Dataset rows:
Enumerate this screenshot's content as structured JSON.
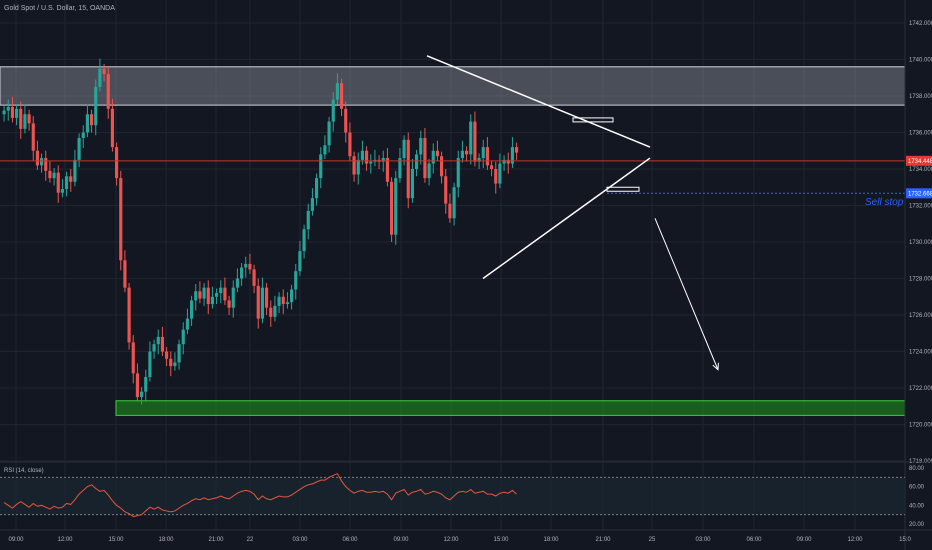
{
  "title": "Gold Spot / U.S. Dollar, 15, OANDA",
  "rsi_label": "RSI (14, close)",
  "annotations": {
    "sell_stop": "Sell stop",
    "current_price": "1734.448",
    "sell_stop_price": "1732.668"
  },
  "colors": {
    "background": "#131722",
    "bull": "#26a69a",
    "bear": "#ef5350",
    "resistance_zone": "#b2b5be",
    "support_zone": "#1e8c1e",
    "current_price_line": "#c0392b",
    "sell_stop_line": "#2962ff",
    "rsi_line": "#e8553c"
  },
  "chart_data": {
    "type": "candlestick",
    "symbol": "Gold Spot / U.S. Dollar",
    "interval": "15",
    "source": "OANDA",
    "ylim": [
      1717,
      1743
    ],
    "y_ticks": [
      "1742.000",
      "1740.000",
      "1738.000",
      "1736.000",
      "1734.000",
      "1732.000",
      "1730.000",
      "1728.000",
      "1726.000",
      "1724.000",
      "1722.000",
      "1720.000",
      "1718.000"
    ],
    "x_ticks": [
      "09:00",
      "12:00",
      "15:00",
      "18:00",
      "21:00",
      "22",
      "03:00",
      "06:00",
      "09:00",
      "12:00",
      "15:00",
      "18:00",
      "21:00",
      "25",
      "03:00",
      "06:00",
      "09:00",
      "12:00",
      "15:0"
    ],
    "closes": [
      1737.2,
      1737.4,
      1736.8,
      1737.3,
      1736.2,
      1737.0,
      1736.5,
      1735.0,
      1734.2,
      1734.6,
      1733.9,
      1733.5,
      1733.8,
      1732.7,
      1732.9,
      1733.6,
      1733.3,
      1734.5,
      1735.7,
      1736.0,
      1737.0,
      1736.4,
      1738.5,
      1739.5,
      1739.2,
      1737.3,
      1735.2,
      1733.5,
      1729.0,
      1727.5,
      1724.5,
      1722.8,
      1721.5,
      1721.8,
      1722.6,
      1724.0,
      1724.4,
      1724.8,
      1724.0,
      1723.6,
      1723.2,
      1723.4,
      1724.4,
      1725.2,
      1725.8,
      1726.8,
      1727.3,
      1726.9,
      1727.5,
      1726.6,
      1727.0,
      1727.2,
      1727.5,
      1726.8,
      1726.4,
      1727.5,
      1728.0,
      1728.6,
      1728.8,
      1728.5,
      1727.6,
      1725.8,
      1727.5,
      1726.4,
      1725.9,
      1726.5,
      1727.0,
      1726.6,
      1726.7,
      1727.4,
      1728.4,
      1729.5,
      1730.7,
      1731.7,
      1732.4,
      1733.5,
      1734.8,
      1735.3,
      1736.6,
      1737.8,
      1738.7,
      1737.3,
      1736.0,
      1734.7,
      1733.7,
      1734.5,
      1735.0,
      1734.3,
      1734.4,
      1734.5,
      1734.4,
      1734.6,
      1733.3,
      1730.4,
      1733.5,
      1734.6,
      1735.6,
      1732.4,
      1734.0,
      1734.8,
      1735.7,
      1733.5,
      1734.3,
      1735.0,
      1734.7,
      1733.6,
      1732.1,
      1731.3,
      1733.0,
      1734.6,
      1735.0,
      1734.8,
      1736.6,
      1734.4,
      1734.6,
      1735.2,
      1734.2,
      1734.0,
      1733.2,
      1734.3,
      1734.5,
      1734.3,
      1735.2,
      1734.9
    ],
    "trendlines": [
      {
        "from": [
          "10:00",
          1740.2
        ],
        "to": [
          "23:15",
          1735.2
        ]
      },
      {
        "from": [
          "15:00",
          1728.0
        ],
        "to": [
          "23:15",
          1734.6
        ]
      }
    ],
    "zones": [
      {
        "name": "resistance",
        "y_range": [
          1737.5,
          1739.6
        ]
      },
      {
        "name": "support",
        "y_range": [
          1720.5,
          1721.3
        ]
      }
    ],
    "levels": {
      "current_price": 1734.448,
      "sell_stop": 1732.668
    },
    "projection_arrow": {
      "from": [
        "00:00",
        1731.3
      ],
      "to": [
        "03:00",
        1723.0
      ]
    },
    "rsi": {
      "period": 14,
      "ylim": [
        20,
        80
      ],
      "y_ticks": [
        "80.00",
        "60.00",
        "40.00",
        "20.00"
      ],
      "values": [
        43,
        40,
        37,
        41,
        44,
        41,
        38,
        42,
        39,
        40,
        38,
        36,
        39,
        37,
        38,
        42,
        41,
        46,
        52,
        56,
        60,
        62,
        58,
        55,
        56,
        51,
        45,
        40,
        37,
        33,
        31,
        28,
        29,
        30,
        34,
        38,
        36,
        38,
        35,
        34,
        33,
        34,
        37,
        40,
        42,
        45,
        47,
        46,
        48,
        46,
        47,
        48,
        50,
        48,
        47,
        50,
        53,
        55,
        56,
        55,
        52,
        46,
        50,
        47,
        46,
        48,
        50,
        49,
        49,
        51,
        54,
        57,
        60,
        62,
        63,
        65,
        67,
        67,
        70,
        72,
        74,
        66,
        60,
        56,
        53,
        55,
        56,
        54,
        54,
        55,
        54,
        55,
        52,
        46,
        53,
        55,
        57,
        51,
        54,
        55,
        57,
        52,
        53,
        55,
        54,
        52,
        48,
        46,
        50,
        54,
        55,
        54,
        57,
        53,
        54,
        55,
        52,
        52,
        50,
        53,
        54,
        53,
        56,
        52
      ]
    }
  }
}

**Task details:** Quote every line word for word and keep the images out of the copy.

**Output for this exercise:**
Enumerate this screenshot's content as structured JSON.
{
  "title": "Gold Spot / U.S. Dollar, 15, OANDA",
  "rsi_label": "RSI (14, close)",
  "annotations": {
    "sell_stop": "Sell stop",
    "current_price": "1734.448",
    "sell_stop_price": "1732.668"
  },
  "colors": {
    "background": "#131722",
    "bull": "#26a69a",
    "bear": "#ef5350",
    "resistance_zone": "#b2b5be",
    "support_zone": "#1e8c1e",
    "current_price_line": "#c0392b",
    "sell_stop_line": "#2962ff",
    "rsi_line": "#e8553c"
  },
  "chart_data": {
    "type": "candlestick",
    "symbol": "Gold Spot / U.S. Dollar",
    "interval": "15",
    "source": "OANDA",
    "ylim": [
      1717,
      1743
    ],
    "y_ticks": [
      "1742.000",
      "1740.000",
      "1738.000",
      "1736.000",
      "1734.000",
      "1732.000",
      "1730.000",
      "1728.000",
      "1726.000",
      "1724.000",
      "1722.000",
      "1720.000",
      "1718.000"
    ],
    "x_ticks": [
      "09:00",
      "12:00",
      "15:00",
      "18:00",
      "21:00",
      "22",
      "03:00",
      "06:00",
      "09:00",
      "12:00",
      "15:00",
      "18:00",
      "21:00",
      "25",
      "03:00",
      "06:00",
      "09:00",
      "12:00",
      "15:0"
    ],
    "closes": [
      1737.2,
      1737.4,
      1736.8,
      1737.3,
      1736.2,
      1737.0,
      1736.5,
      1735.0,
      1734.2,
      1734.6,
      1733.9,
      1733.5,
      1733.8,
      1732.7,
      1732.9,
      1733.6,
      1733.3,
      1734.5,
      1735.7,
      1736.0,
      1737.0,
      1736.4,
      1738.5,
      1739.5,
      1739.2,
      1737.3,
      1735.2,
      1733.5,
      1729.0,
      1727.5,
      1724.5,
      1722.8,
      1721.5,
      1721.8,
      1722.6,
      1724.0,
      1724.4,
      1724.8,
      1724.0,
      1723.6,
      1723.2,
      1723.4,
      1724.4,
      1725.2,
      1725.8,
      1726.8,
      1727.3,
      1726.9,
      1727.5,
      1726.6,
      1727.0,
      1727.2,
      1727.5,
      1726.8,
      1726.4,
      1727.5,
      1728.0,
      1728.6,
      1728.8,
      1728.5,
      1727.6,
      1725.8,
      1727.5,
      1726.4,
      1725.9,
      1726.5,
      1727.0,
      1726.6,
      1726.7,
      1727.4,
      1728.4,
      1729.5,
      1730.7,
      1731.7,
      1732.4,
      1733.5,
      1734.8,
      1735.3,
      1736.6,
      1737.8,
      1738.7,
      1737.3,
      1736.0,
      1734.7,
      1733.7,
      1734.5,
      1735.0,
      1734.3,
      1734.4,
      1734.5,
      1734.4,
      1734.6,
      1733.3,
      1730.4,
      1733.5,
      1734.6,
      1735.6,
      1732.4,
      1734.0,
      1734.8,
      1735.7,
      1733.5,
      1734.3,
      1735.0,
      1734.7,
      1733.6,
      1732.1,
      1731.3,
      1733.0,
      1734.6,
      1735.0,
      1734.8,
      1736.6,
      1734.4,
      1734.6,
      1735.2,
      1734.2,
      1734.0,
      1733.2,
      1734.3,
      1734.5,
      1734.3,
      1735.2,
      1734.9
    ],
    "trendlines": [
      {
        "from": [
          "10:00",
          1740.2
        ],
        "to": [
          "23:15",
          1735.2
        ]
      },
      {
        "from": [
          "15:00",
          1728.0
        ],
        "to": [
          "23:15",
          1734.6
        ]
      }
    ],
    "zones": [
      {
        "name": "resistance",
        "y_range": [
          1737.5,
          1739.6
        ]
      },
      {
        "name": "support",
        "y_range": [
          1720.5,
          1721.3
        ]
      }
    ],
    "levels": {
      "current_price": 1734.448,
      "sell_stop": 1732.668
    },
    "projection_arrow": {
      "from": [
        "00:00",
        1731.3
      ],
      "to": [
        "03:00",
        1723.0
      ]
    },
    "rsi": {
      "period": 14,
      "ylim": [
        20,
        80
      ],
      "y_ticks": [
        "80.00",
        "60.00",
        "40.00",
        "20.00"
      ],
      "values": [
        43,
        40,
        37,
        41,
        44,
        41,
        38,
        42,
        39,
        40,
        38,
        36,
        39,
        37,
        38,
        42,
        41,
        46,
        52,
        56,
        60,
        62,
        58,
        55,
        56,
        51,
        45,
        40,
        37,
        33,
        31,
        28,
        29,
        30,
        34,
        38,
        36,
        38,
        35,
        34,
        33,
        34,
        37,
        40,
        42,
        45,
        47,
        46,
        48,
        46,
        47,
        48,
        50,
        48,
        47,
        50,
        53,
        55,
        56,
        55,
        52,
        46,
        50,
        47,
        46,
        48,
        50,
        49,
        49,
        51,
        54,
        57,
        60,
        62,
        63,
        65,
        67,
        67,
        70,
        72,
        74,
        66,
        60,
        56,
        53,
        55,
        56,
        54,
        54,
        55,
        54,
        55,
        52,
        46,
        53,
        55,
        57,
        51,
        54,
        55,
        57,
        52,
        53,
        55,
        54,
        52,
        48,
        46,
        50,
        54,
        55,
        54,
        57,
        53,
        54,
        55,
        52,
        52,
        50,
        53,
        54,
        53,
        56,
        52
      ]
    }
  }
}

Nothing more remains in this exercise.